• Task to complete: Would you write out the listing verbatim and skip every picture in it?

»»

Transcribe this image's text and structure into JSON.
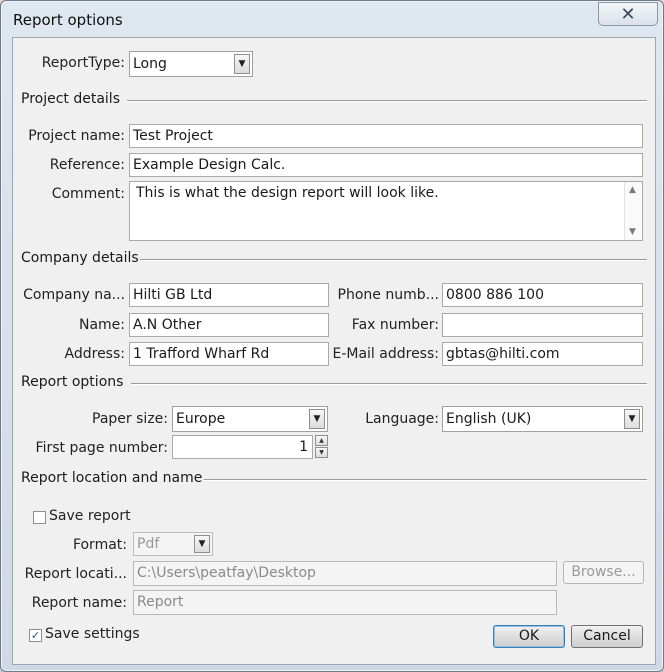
{
  "window": {
    "title": "Report options"
  },
  "report_type": {
    "label": "ReportType:",
    "value": "Long"
  },
  "project_details": {
    "heading": "Project details",
    "project_name_label": "Project name:",
    "project_name_value": "Test Project",
    "reference_label": "Reference:",
    "reference_value": "Example Design Calc.",
    "comment_label": "Comment:",
    "comment_value": "This is what the design report will look like."
  },
  "company_details": {
    "heading": "Company details",
    "company_name_label": "Company na...",
    "company_name_value": "Hilti GB Ltd",
    "name_label": "Name:",
    "name_value": "A.N Other",
    "address_label": "Address:",
    "address_value": "1 Trafford Wharf Rd",
    "phone_label": "Phone numb...",
    "phone_value": "0800 886 100",
    "fax_label": "Fax number:",
    "fax_value": "",
    "email_label": "E-Mail address:",
    "email_value": "gbtas@hilti.com"
  },
  "report_options": {
    "heading": "Report options",
    "paper_size_label": "Paper size:",
    "paper_size_value": "Europe",
    "language_label": "Language:",
    "language_value": "English (UK)",
    "first_page_label": "First page number:",
    "first_page_value": "1"
  },
  "report_location": {
    "heading": "Report location and name",
    "save_report_label": "Save report",
    "format_label": "Format:",
    "format_value": "Pdf",
    "location_label": "Report locati...",
    "location_value": "C:\\Users\\peatfay\\Desktop",
    "browse_label": "Browse...",
    "report_name_label": "Report name:",
    "report_name_value": "Report"
  },
  "footer": {
    "save_settings_label": "Save settings",
    "ok_label": "OK",
    "cancel_label": "Cancel"
  }
}
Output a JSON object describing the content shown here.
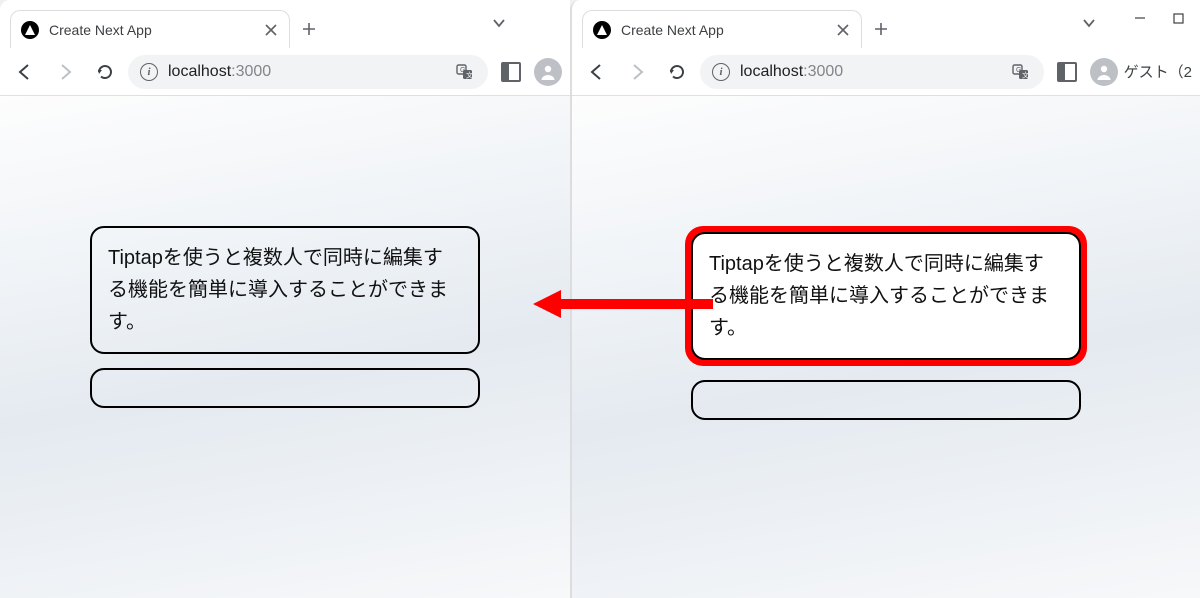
{
  "tab": {
    "title": "Create Next App"
  },
  "url": {
    "host": "localhost",
    "port": ":3000"
  },
  "editor_text": "Tiptapを使うと複数人で同時に編集する機能を簡単に導入することができます。",
  "right_toolbar": {
    "guest_label": "ゲスト（2"
  },
  "arrow_color": "#ff0000",
  "highlight_color": "#ff0000"
}
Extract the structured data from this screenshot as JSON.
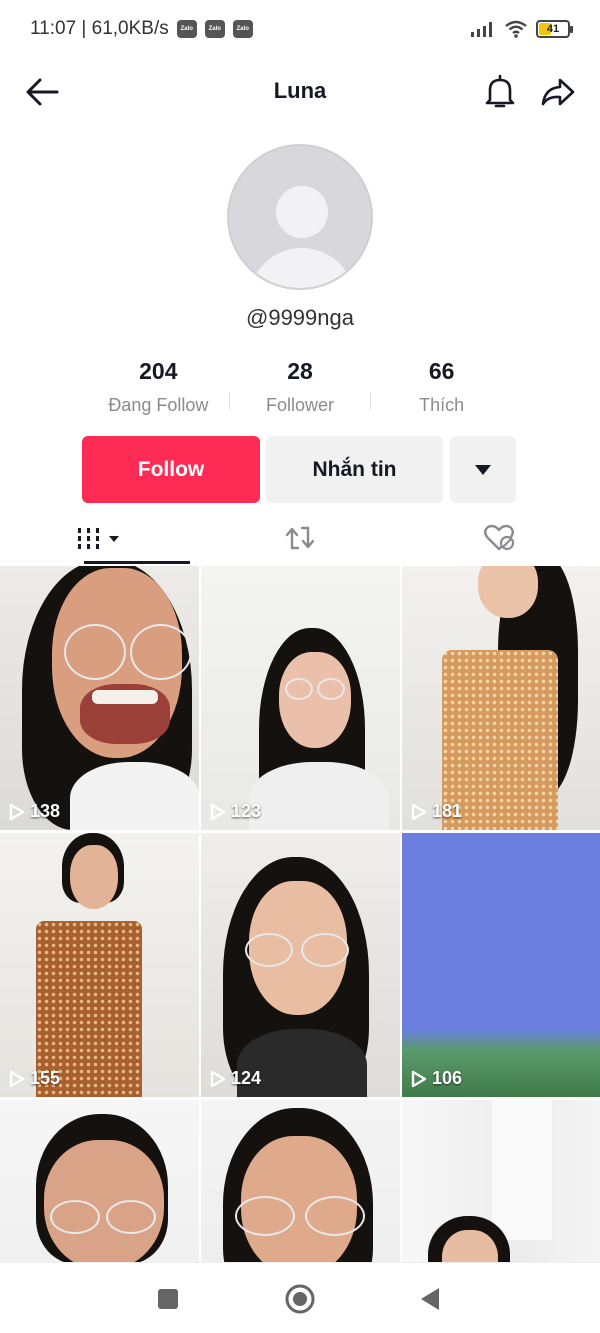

««

• Worked answer:
Transcribe this image's text and structure into JSON.
{
  "window": {
    "title": "Report options"
  },
  "report_type": {
    "label": "ReportType:",
    "value": "Long"
  },
  "project_details": {
    "heading": "Project details",
    "project_name_label": "Project name:",
    "project_name_value": "Test Project",
    "reference_label": "Reference:",
    "reference_value": "Example Design Calc.",
    "comment_label": "Comment:",
    "comment_value": "This is what the design report will look like."
  },
  "company_details": {
    "heading": "Company details",
    "company_name_label": "Company na...",
    "company_name_value": "Hilti GB Ltd",
    "name_label": "Name:",
    "name_value": "A.N Other",
    "address_label": "Address:",
    "address_value": "1 Trafford Wharf Rd",
    "phone_label": "Phone numb...",
    "phone_value": "0800 886 100",
    "fax_label": "Fax number:",
    "fax_value": "",
    "email_label": "E-Mail address:",
    "email_value": "gbtas@hilti.com"
  },
  "report_options": {
    "heading": "Report options",
    "paper_size_label": "Paper size:",
    "paper_size_value": "Europe",
    "language_label": "Language:",
    "language_value": "English (UK)",
    "first_page_label": "First page number:",
    "first_page_value": "1"
  },
  "report_location": {
    "heading": "Report location and name",
    "save_report_label": "Save report",
    "format_label": "Format:",
    "format_value": "Pdf",
    "location_label": "Report locati...",
    "location_value": "C:\\Users\\peatfay\\Desktop",
    "browse_label": "Browse...",
    "report_name_label": "Report name:",
    "report_name_value": "Report"
  },
  "footer": {
    "save_settings_label": "Save settings",
    "ok_label": "OK",
    "cancel_label": "Cancel"
  }
}
Output a JSON object describing the content shown here.
{
  "tab": {
    "title": "Create Next App"
  },
  "url": {
    "host": "localhost",
    "port": ":3000"
  },
  "editor_text": "Tiptapを使うと複数人で同時に編集する機能を簡単に導入することができます。",
  "right_toolbar": {
    "guest_label": "ゲスト（2"
  },
  "arrow_color": "#ff0000",
  "highlight_color": "#ff0000"
}
Extract the structured data from this screenshot as JSON.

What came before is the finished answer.